Data records
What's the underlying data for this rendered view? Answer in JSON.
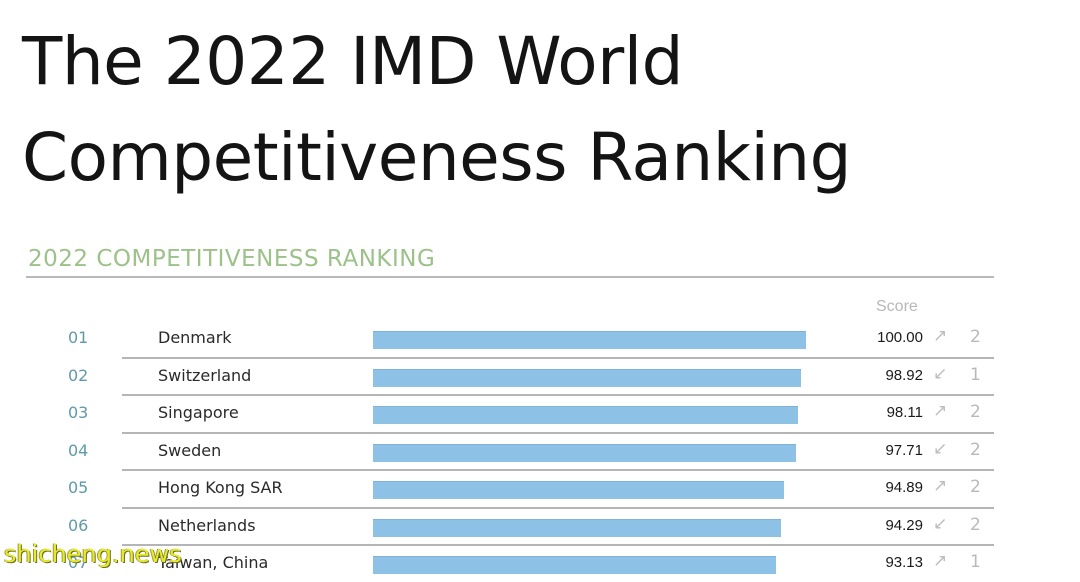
{
  "headline": {
    "line1": "The 2022 IMD World",
    "line2": "Competitiveness Ranking"
  },
  "chart_data": {
    "type": "bar",
    "title": "2022 COMPETITIVENESS RANKING",
    "score_header": "Score",
    "xlim": [
      0,
      100
    ],
    "rows": [
      {
        "rank": "01",
        "country": "Denmark",
        "score": 100.0,
        "score_label": "100.00",
        "direction": "up",
        "change": "2"
      },
      {
        "rank": "02",
        "country": "Switzerland",
        "score": 98.92,
        "score_label": "98.92",
        "direction": "down",
        "change": "1"
      },
      {
        "rank": "03",
        "country": "Singapore",
        "score": 98.11,
        "score_label": "98.11",
        "direction": "up",
        "change": "2"
      },
      {
        "rank": "04",
        "country": "Sweden",
        "score": 97.71,
        "score_label": "97.71",
        "direction": "down",
        "change": "2"
      },
      {
        "rank": "05",
        "country": "Hong Kong SAR",
        "score": 94.89,
        "score_label": "94.89",
        "direction": "up",
        "change": "2"
      },
      {
        "rank": "06",
        "country": "Netherlands",
        "score": 94.29,
        "score_label": "94.29",
        "direction": "down",
        "change": "2"
      },
      {
        "rank": "07",
        "country": "Taiwan, China",
        "score": 93.13,
        "score_label": "93.13",
        "direction": "up",
        "change": "1"
      }
    ],
    "colors": {
      "bar": "#8ec1e6",
      "title": "#9cc28a",
      "rank": "#5f9aa8"
    }
  },
  "watermark": "shicheng.news"
}
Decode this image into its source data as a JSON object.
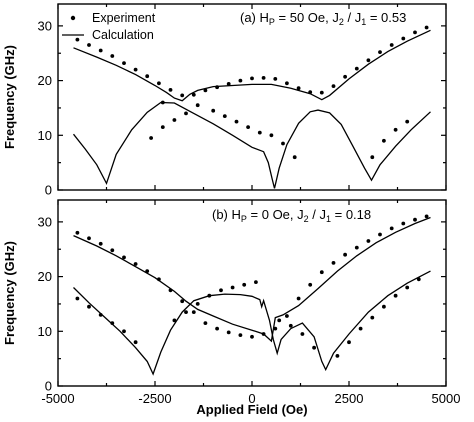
{
  "chart_data": [
    {
      "type": "scatter",
      "panel": "a",
      "annotation": "(a) H_P = 50 Oe, J_2 / J_1 = 0.53",
      "annotation_parts": {
        "a1": "(a) H",
        "a2": "P",
        "a3": " = 50 Oe, J",
        "a4": "2",
        "a5": " / J",
        "a6": "1",
        "a7": " = 0.53"
      },
      "legend": {
        "placement": "top-left",
        "items": [
          {
            "label": "Experiment",
            "marker": "dot"
          },
          {
            "label": "Calculation",
            "marker": "line"
          }
        ]
      },
      "ylabel": "Frequency (GHz)",
      "xlim": [
        -5000,
        5000
      ],
      "ylim": [
        0,
        34
      ],
      "yticks": [
        "0",
        "10",
        "20",
        "30"
      ],
      "yticks_values": [
        0,
        10,
        20,
        30
      ],
      "series": [
        {
          "name": "Experiment",
          "kind": "points",
          "points": [
            [
              -4500,
              27.5
            ],
            [
              -4200,
              26.5
            ],
            [
              -3900,
              25.5
            ],
            [
              -3600,
              24.5
            ],
            [
              -3300,
              23.2
            ],
            [
              -3000,
              22
            ],
            [
              -2700,
              20.8
            ],
            [
              -2400,
              19.5
            ],
            [
              -2100,
              18.3
            ],
            [
              -1800,
              17.3
            ],
            [
              -1500,
              17.4
            ],
            [
              -1200,
              18.2
            ],
            [
              -900,
              18.8
            ],
            [
              -600,
              19.4
            ],
            [
              -300,
              20
            ],
            [
              0,
              20.4
            ],
            [
              300,
              20.5
            ],
            [
              600,
              20.3
            ],
            [
              900,
              19.5
            ],
            [
              1200,
              18.6
            ],
            [
              1500,
              17.9
            ],
            [
              1800,
              17.8
            ],
            [
              2100,
              19
            ],
            [
              2400,
              20.7
            ],
            [
              2700,
              22.2
            ],
            [
              3000,
              23.7
            ],
            [
              3300,
              25.2
            ],
            [
              3600,
              26.5
            ],
            [
              3900,
              27.7
            ],
            [
              4200,
              28.8
            ],
            [
              4500,
              29.7
            ],
            [
              -2600,
              9.5
            ],
            [
              -2300,
              11.5
            ],
            [
              -2000,
              12.8
            ],
            [
              -1700,
              14
            ],
            [
              -1400,
              15.5
            ],
            [
              -2300,
              16
            ],
            [
              -1000,
              14.5
            ],
            [
              -700,
              13.5
            ],
            [
              -400,
              12.5
            ],
            [
              -100,
              11.5
            ],
            [
              200,
              10.5
            ],
            [
              500,
              10
            ],
            [
              800,
              8.5
            ],
            [
              1100,
              6
            ],
            [
              3100,
              6
            ],
            [
              3400,
              9
            ],
            [
              3700,
              11
            ],
            [
              4000,
              12.5
            ]
          ]
        },
        {
          "name": "Calculation",
          "kind": "line",
          "segments": [
            [
              [
                -4600,
                26
              ],
              [
                -4000,
                24.3
              ],
              [
                -3500,
                22.8
              ],
              [
                -3000,
                21.1
              ],
              [
                -2500,
                19.1
              ],
              [
                -2200,
                17.8
              ],
              [
                -2000,
                16.8
              ],
              [
                -1800,
                16.3
              ],
              [
                -1600,
                17.5
              ],
              [
                -1400,
                18.2
              ],
              [
                -1000,
                18.9
              ],
              [
                -500,
                19.1
              ],
              [
                0,
                19.3
              ],
              [
                500,
                19.3
              ],
              [
                1000,
                18.6
              ],
              [
                1500,
                17.6
              ],
              [
                1800,
                16.5
              ],
              [
                2000,
                17.3
              ],
              [
                2500,
                20.3
              ],
              [
                3000,
                23
              ],
              [
                3500,
                25.3
              ],
              [
                4000,
                27.2
              ],
              [
                4600,
                29.2
              ]
            ],
            [
              [
                -4600,
                10.2
              ],
              [
                -4300,
                7.5
              ],
              [
                -4000,
                4.6
              ],
              [
                -3750,
                1.2
              ],
              [
                -3500,
                6.5
              ],
              [
                -3100,
                11
              ],
              [
                -2700,
                14.2
              ],
              [
                -2350,
                16
              ],
              [
                -2000,
                15.9
              ],
              [
                -1500,
                14
              ],
              [
                -1000,
                12.1
              ],
              [
                -500,
                10
              ],
              [
                0,
                7.8
              ],
              [
                300,
                7
              ],
              [
                420,
                5
              ],
              [
                520,
                2
              ],
              [
                580,
                0.3
              ],
              [
                700,
                4
              ],
              [
                900,
                8.3
              ],
              [
                1200,
                12.2
              ],
              [
                1500,
                14.3
              ],
              [
                1700,
                14.6
              ],
              [
                2000,
                14.1
              ],
              [
                2300,
                12
              ],
              [
                2600,
                8
              ],
              [
                2900,
                4
              ],
              [
                3080,
                1.8
              ],
              [
                3300,
                4.6
              ],
              [
                3700,
                8
              ],
              [
                4100,
                11
              ],
              [
                4600,
                14.3
              ]
            ]
          ]
        }
      ]
    },
    {
      "type": "scatter",
      "panel": "b",
      "annotation": "(b) H_P = 0 Oe, J_2 / J_1 = 0.18",
      "annotation_parts": {
        "b1": "(b) H",
        "b2": "P",
        "b3": " = 0 Oe, J",
        "b4": "2",
        "b5": " / J",
        "b6": "1",
        "b7": " = 0.18"
      },
      "xlabel": "Applied Field (Oe)",
      "ylabel": "Frequency (GHz)",
      "xlim": [
        -5000,
        5000
      ],
      "ylim": [
        0,
        34
      ],
      "xticks": [
        "-5000",
        "-2500",
        "0",
        "2500",
        "5000"
      ],
      "xticks_values": [
        -5000,
        -2500,
        0,
        2500,
        5000
      ],
      "yticks": [
        "0",
        "10",
        "20",
        "30"
      ],
      "yticks_values": [
        0,
        10,
        20,
        30
      ],
      "series": [
        {
          "name": "Experiment",
          "kind": "points",
          "points": [
            [
              -4500,
              28
            ],
            [
              -4200,
              27
            ],
            [
              -3900,
              26
            ],
            [
              -3600,
              24.8
            ],
            [
              -3300,
              23.5
            ],
            [
              -3000,
              22.3
            ],
            [
              -2700,
              21
            ],
            [
              -2400,
              19.5
            ],
            [
              -2100,
              17.5
            ],
            [
              -1800,
              15.5
            ],
            [
              -1500,
              13.5
            ],
            [
              -1200,
              11.5
            ],
            [
              -900,
              10.5
            ],
            [
              -600,
              9.8
            ],
            [
              -300,
              9.3
            ],
            [
              0,
              9
            ],
            [
              300,
              9.5
            ],
            [
              600,
              10.5
            ],
            [
              900,
              12.8
            ],
            [
              1200,
              16
            ],
            [
              1500,
              18.5
            ],
            [
              1800,
              20.8
            ],
            [
              2100,
              22.5
            ],
            [
              2400,
              24
            ],
            [
              2700,
              25.3
            ],
            [
              3000,
              26.5
            ],
            [
              3300,
              27.7
            ],
            [
              3600,
              28.8
            ],
            [
              3900,
              29.7
            ],
            [
              4200,
              30.4
            ],
            [
              4500,
              31
            ],
            [
              -4500,
              16
            ],
            [
              -4200,
              14.5
            ],
            [
              -3900,
              13
            ],
            [
              -3600,
              11.5
            ],
            [
              -3300,
              10
            ],
            [
              -3000,
              8
            ],
            [
              -2000,
              12
            ],
            [
              -1700,
              13.5
            ],
            [
              -1400,
              15
            ],
            [
              -1100,
              16.5
            ],
            [
              -800,
              17.5
            ],
            [
              -500,
              18
            ],
            [
              -200,
              18.5
            ],
            [
              100,
              19
            ],
            [
              700,
              12
            ],
            [
              1000,
              11
            ],
            [
              1300,
              9.5
            ],
            [
              1600,
              7
            ],
            [
              2200,
              5.5
            ],
            [
              2500,
              8
            ],
            [
              2800,
              10.5
            ],
            [
              3100,
              12.5
            ],
            [
              3400,
              14.5
            ],
            [
              3700,
              16.5
            ],
            [
              4000,
              18
            ],
            [
              4300,
              19.5
            ]
          ]
        },
        {
          "name": "Calculation",
          "kind": "line",
          "segments": [
            [
              [
                -4600,
                27.5
              ],
              [
                -4000,
                25.6
              ],
              [
                -3500,
                23.8
              ],
              [
                -3000,
                21.8
              ],
              [
                -2500,
                19.8
              ],
              [
                -2000,
                17.3
              ],
              [
                -1700,
                15.5
              ],
              [
                -1400,
                14
              ],
              [
                -1000,
                12.8
              ],
              [
                -500,
                11.3
              ],
              [
                0,
                10.2
              ],
              [
                300,
                9.5
              ],
              [
                500,
                8.2
              ],
              [
                600,
                12.5
              ],
              [
                800,
                13
              ],
              [
                1200,
                14.7
              ],
              [
                1700,
                17.8
              ],
              [
                2200,
                21
              ],
              [
                2700,
                23.8
              ],
              [
                3200,
                26.2
              ],
              [
                3700,
                28.1
              ],
              [
                4200,
                29.7
              ],
              [
                4600,
                30.8
              ]
            ],
            [
              [
                -4600,
                18
              ],
              [
                -4200,
                15.2
              ],
              [
                -3800,
                12.6
              ],
              [
                -3400,
                10
              ],
              [
                -3000,
                7
              ],
              [
                -2700,
                4.5
              ],
              [
                -2550,
                2.2
              ],
              [
                -2350,
                6.2
              ],
              [
                -2100,
                10.2
              ],
              [
                -1800,
                13.5
              ],
              [
                -1500,
                15.6
              ],
              [
                -1100,
                16.5
              ],
              [
                -700,
                16.8
              ],
              [
                -300,
                16.7
              ],
              [
                0,
                16.4
              ],
              [
                200,
                15.8
              ],
              [
                250,
                14.5
              ],
              [
                300,
                15.6
              ],
              [
                450,
                12
              ],
              [
                550,
                8.5
              ],
              [
                650,
                6
              ],
              [
                750,
                8.5
              ],
              [
                1000,
                10.5
              ],
              [
                1300,
                11.5
              ],
              [
                1600,
                9
              ],
              [
                1800,
                4.5
              ],
              [
                1900,
                3
              ],
              [
                2100,
                6
              ],
              [
                2500,
                9.5
              ],
              [
                3000,
                13.5
              ],
              [
                3500,
                16.5
              ],
              [
                4000,
                18.8
              ],
              [
                4600,
                21
              ]
            ]
          ]
        }
      ]
    }
  ]
}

Your objective. Report all lines of the data that include the word "this".

Exercise response.
What's the underlying data for this rendered view? Answer in JSON.
Decode this image into its source data as a JSON object.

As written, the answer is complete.